───── INPUT FOR THIS TASK ─────

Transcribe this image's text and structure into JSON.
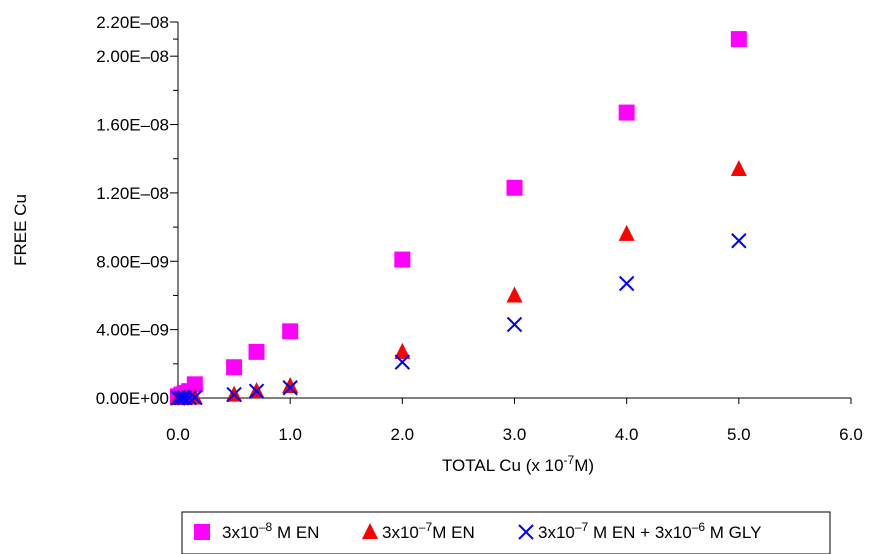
{
  "chart_data": {
    "type": "scatter",
    "title": "",
    "xlabel": {
      "pre": "TOTAL Cu (x 10",
      "sup": "-7",
      "post": "M)"
    },
    "ylabel": "FREE Cu",
    "xlim": [
      0,
      6.0
    ],
    "ylim": [
      0,
      2.2e-08
    ],
    "x_ticks": [
      0,
      1,
      2,
      3,
      4,
      5,
      6
    ],
    "x_tick_labels": [
      "0.0",
      "1.0",
      "2.0",
      "3.0",
      "4.0",
      "5.0",
      "6.0"
    ],
    "y_ticks": [
      0,
      4e-09,
      8e-09,
      1.2e-08,
      1.6e-08,
      2e-08,
      2.2e-08
    ],
    "y_tick_labels": [
      "0.00E+00",
      "4.00E–09",
      "8.00E–09",
      "1.20E–08",
      "1.60E–08",
      "2.00E–08",
      "2.20E–08"
    ],
    "y_minor_ticks": [
      2e-09,
      6e-09,
      1e-08,
      1.4e-08,
      1.8e-08,
      2.1e-08
    ],
    "grid": false,
    "legend_position": "bottom",
    "series": [
      {
        "name": {
          "pre": "3x10",
          "sup": "–8",
          "post": " M EN"
        },
        "marker": "square",
        "color": "#ff00ff",
        "x": [
          0.0,
          0.03,
          0.06,
          0.1,
          0.15,
          0.5,
          0.7,
          1.0,
          2.0,
          3.0,
          4.0,
          5.0
        ],
        "y": [
          1e-10,
          2e-10,
          3e-10,
          4e-10,
          8e-10,
          1.8e-09,
          2.7e-09,
          3.9e-09,
          8.1e-09,
          1.23e-08,
          1.67e-08,
          2.1e-08
        ]
      },
      {
        "name": {
          "pre": "3x10",
          "sup": "–7",
          "post": "M EN"
        },
        "marker": "triangle",
        "color": "#ff0000",
        "x": [
          0.0,
          0.03,
          0.06,
          0.1,
          0.15,
          0.5,
          0.7,
          1.0,
          2.0,
          3.0,
          4.0,
          5.0
        ],
        "y": [
          0.0,
          1e-11,
          1e-11,
          2e-11,
          3e-11,
          2e-10,
          4e-10,
          7e-10,
          2.7e-09,
          6e-09,
          9.6e-09,
          1.34e-08
        ]
      },
      {
        "name": {
          "pre": "3x10",
          "sup": "–7",
          "post": " M EN + 3x10",
          "sup2": "–6",
          "post2": " M GLY"
        },
        "marker": "x",
        "color": "#0000ff",
        "x": [
          0.0,
          0.03,
          0.06,
          0.1,
          0.15,
          0.5,
          0.7,
          1.0,
          2.0,
          3.0,
          4.0,
          5.0
        ],
        "y": [
          0.0,
          1e-11,
          1e-11,
          2e-11,
          3e-11,
          2e-10,
          4e-10,
          6e-10,
          2.1e-09,
          4.3e-09,
          6.7e-09,
          9.2e-09
        ]
      }
    ]
  }
}
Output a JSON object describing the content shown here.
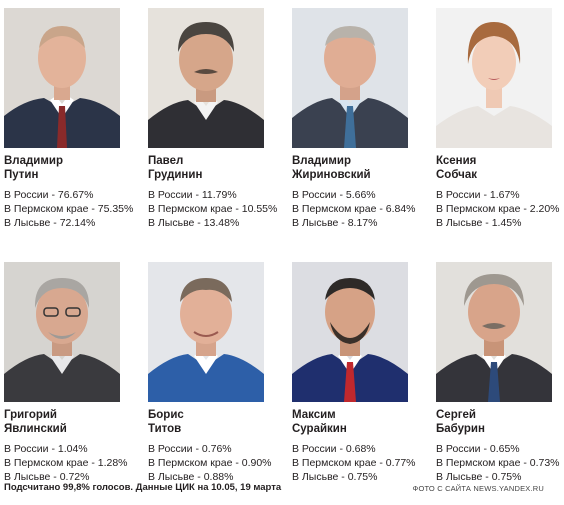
{
  "candidates": [
    {
      "first": "Владимир",
      "last": "Путин",
      "russia": "В России - 76.67%",
      "perm": "В Пермском крае - 75.35%",
      "lysva": "В Лысьве - 72.14%"
    },
    {
      "first": "Павел",
      "last": "Грудинин",
      "russia": "В России - 11.79%",
      "perm": "В Пермском крае - 10.55%",
      "lysva": "В Лысьве - 13.48%"
    },
    {
      "first": "Владимир",
      "last": "Жириновский",
      "russia": "В России - 5.66%",
      "perm": "В Пермском крае - 6.84%",
      "lysva": "В Лысьве - 8.17%"
    },
    {
      "first": "Ксения",
      "last": "Собчак",
      "russia": "В России - 1.67%",
      "perm": "В Пермском крае - 2.20%",
      "lysva": "В Лысьве - 1.45%"
    },
    {
      "first": "Григорий",
      "last": "Явлинский",
      "russia": "В России - 1.04%",
      "perm": "В Пермском крае - 1.28%",
      "lysva": "В Лысьве - 0.72%"
    },
    {
      "first": "Борис",
      "last": "Титов",
      "russia": "В России - 0.76%",
      "perm": "В Пермском крае - 0.90%",
      "lysva": "В Лысьве - 0.88%"
    },
    {
      "first": "Максим",
      "last": "Сурайкин",
      "russia": "В России - 0.68%",
      "perm": "В Пермском крае - 0.77%",
      "lysva": "В Лысьве - 0.75%"
    },
    {
      "first": "Сергей",
      "last": "Бабурин",
      "russia": "В России - 0.65%",
      "perm": "В Пермском крае - 0.73%",
      "lysva": "В Лысьве - 0.75%"
    }
  ],
  "footer": {
    "note": "Подсчитано 99,8% голосов. Данные ЦИК на 10.05, 19 марта",
    "credit": "ФОТО С САЙТА NEWS.YANDEX.RU"
  },
  "colors": {
    "text": "#231f20",
    "background": "#ffffff"
  }
}
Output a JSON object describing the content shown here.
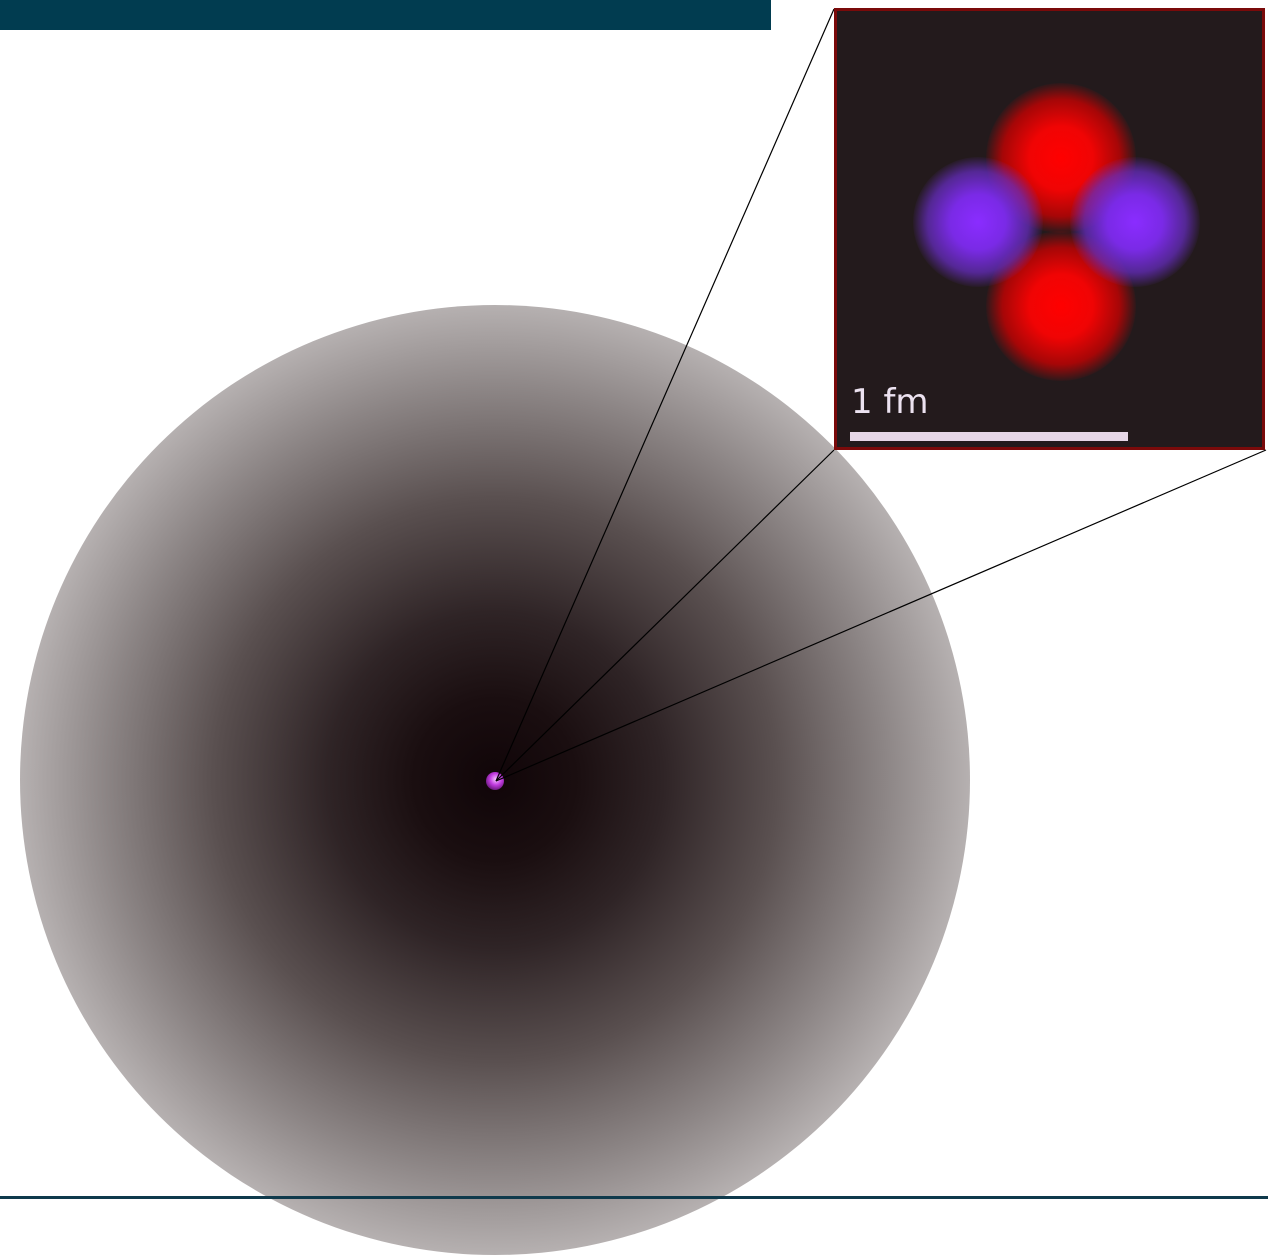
{
  "colors": {
    "banner": "#013c50",
    "inset_border": "#7a0a0a",
    "inset_background": "#231a1c",
    "proton": "#ff0000",
    "neutron": "#8a2cff",
    "scale_bar": "#e6d6e6"
  },
  "inset": {
    "scale_label": "1 fm"
  }
}
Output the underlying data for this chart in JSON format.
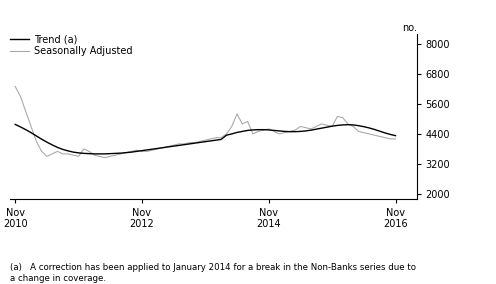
{
  "ylabel_right": "no.",
  "yticks": [
    2000,
    3200,
    4400,
    5600,
    6800,
    8000
  ],
  "ylim": [
    1800,
    8400
  ],
  "xtick_labels": [
    "Nov\n2010",
    "Nov\n2012",
    "Nov\n2014",
    "Nov\n2016"
  ],
  "xtick_positions": [
    0,
    24,
    48,
    72
  ],
  "xlim": [
    -1,
    76
  ],
  "footnote": "(a)   A correction has been applied to January 2014 for a break in the Non-Banks series due to\na change in coverage.",
  "legend_trend": "Trend (a)",
  "legend_seasonal": "Seasonally Adjusted",
  "trend_color": "#000000",
  "seasonal_color": "#aaaaaa",
  "background_color": "#ffffff",
  "trend_data": [
    4780,
    4680,
    4570,
    4450,
    4320,
    4190,
    4070,
    3960,
    3860,
    3780,
    3720,
    3670,
    3640,
    3620,
    3610,
    3600,
    3600,
    3600,
    3610,
    3620,
    3630,
    3650,
    3670,
    3700,
    3730,
    3760,
    3790,
    3820,
    3850,
    3880,
    3910,
    3940,
    3970,
    4000,
    4030,
    4060,
    4090,
    4120,
    4150,
    4180,
    4350,
    4400,
    4460,
    4500,
    4540,
    4560,
    4570,
    4570,
    4560,
    4540,
    4520,
    4500,
    4490,
    4490,
    4500,
    4520,
    4550,
    4590,
    4630,
    4670,
    4710,
    4740,
    4760,
    4770,
    4760,
    4730,
    4690,
    4640,
    4580,
    4510,
    4440,
    4380,
    4330
  ],
  "seasonal_data": [
    6300,
    5900,
    5300,
    4700,
    4100,
    3700,
    3500,
    3600,
    3700,
    3600,
    3600,
    3550,
    3500,
    3800,
    3700,
    3550,
    3500,
    3450,
    3500,
    3550,
    3600,
    3650,
    3700,
    3750,
    3700,
    3700,
    3750,
    3800,
    3850,
    3900,
    3950,
    4000,
    4000,
    4050,
    4050,
    4100,
    4150,
    4200,
    4250,
    4250,
    4400,
    4700,
    5200,
    4800,
    4900,
    4400,
    4500,
    4550,
    4600,
    4500,
    4400,
    4450,
    4500,
    4550,
    4700,
    4650,
    4600,
    4700,
    4800,
    4750,
    4700,
    5100,
    5050,
    4800,
    4700,
    4500,
    4450,
    4400,
    4350,
    4300,
    4250,
    4200,
    4200
  ]
}
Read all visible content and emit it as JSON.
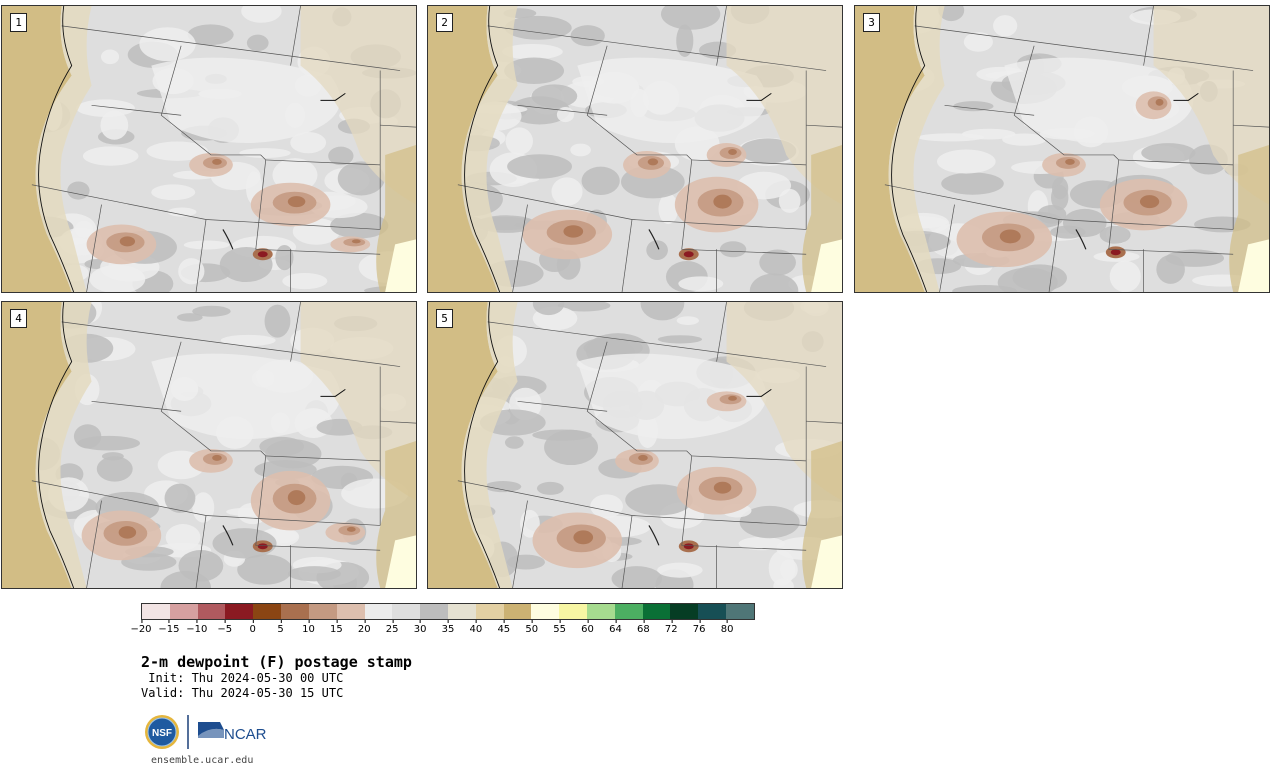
{
  "panels": [
    {
      "label": "1"
    },
    {
      "label": "2"
    },
    {
      "label": "3"
    },
    {
      "label": "4"
    },
    {
      "label": "5"
    }
  ],
  "colorbar": {
    "colors": [
      "#f2e4e4",
      "#d6a0a0",
      "#b05a5f",
      "#8b1a22",
      "#8b4513",
      "#a9704f",
      "#c49a82",
      "#ddbfae",
      "#ececec",
      "#dedede",
      "#bdbdbd",
      "#e5e1d1",
      "#e3d0a3",
      "#ccb273",
      "#fefde0",
      "#f7f6a4",
      "#a6db8f",
      "#4caf62",
      "#0a7036",
      "#063d24",
      "#174f55",
      "#4f7677"
    ],
    "tick_labels": [
      "−20",
      "−15",
      "−10",
      "−5",
      "0",
      "5",
      "10",
      "15",
      "20",
      "25",
      "30",
      "35",
      "40",
      "45",
      "50",
      "55",
      "60",
      "64",
      "68",
      "72",
      "76",
      "80"
    ]
  },
  "title": "2-m dewpoint (F) postage stamp",
  "init": " Init: Thu 2024-05-30 00 UTC",
  "valid": "Valid: Thu 2024-05-30 15 UTC",
  "logos": {
    "nsf": "NSF",
    "ncar": "NCAR"
  },
  "site": "ensemble.ucar.edu",
  "map_colors": {
    "ocean_tan": "#d2bd85",
    "light_tan": "#e4dac0",
    "gray": "#bdbdbd",
    "light_gray": "#dedede",
    "pale": "#efefef",
    "brown_light": "#ddbfae",
    "brown": "#c49a82",
    "brown_dark": "#a9704f",
    "red_dark": "#8b1a22",
    "yellow_pale": "#fefde0"
  }
}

─────

GIVEN REQUEST - Show every line of the listing in which the string "russia" can be found.

RESULT -
      "russia": "В России - 76.67%",
      "russia": "В России - 11.79%",
      "russia": "В России - 5.66%",
      "russia": "В России - 1.67%",
      "russia": "В России - 1.04%",
      "russia": "В России - 0.76%",
      "russia": "В России - 0.68%",
      "russia": "В России - 0.65%",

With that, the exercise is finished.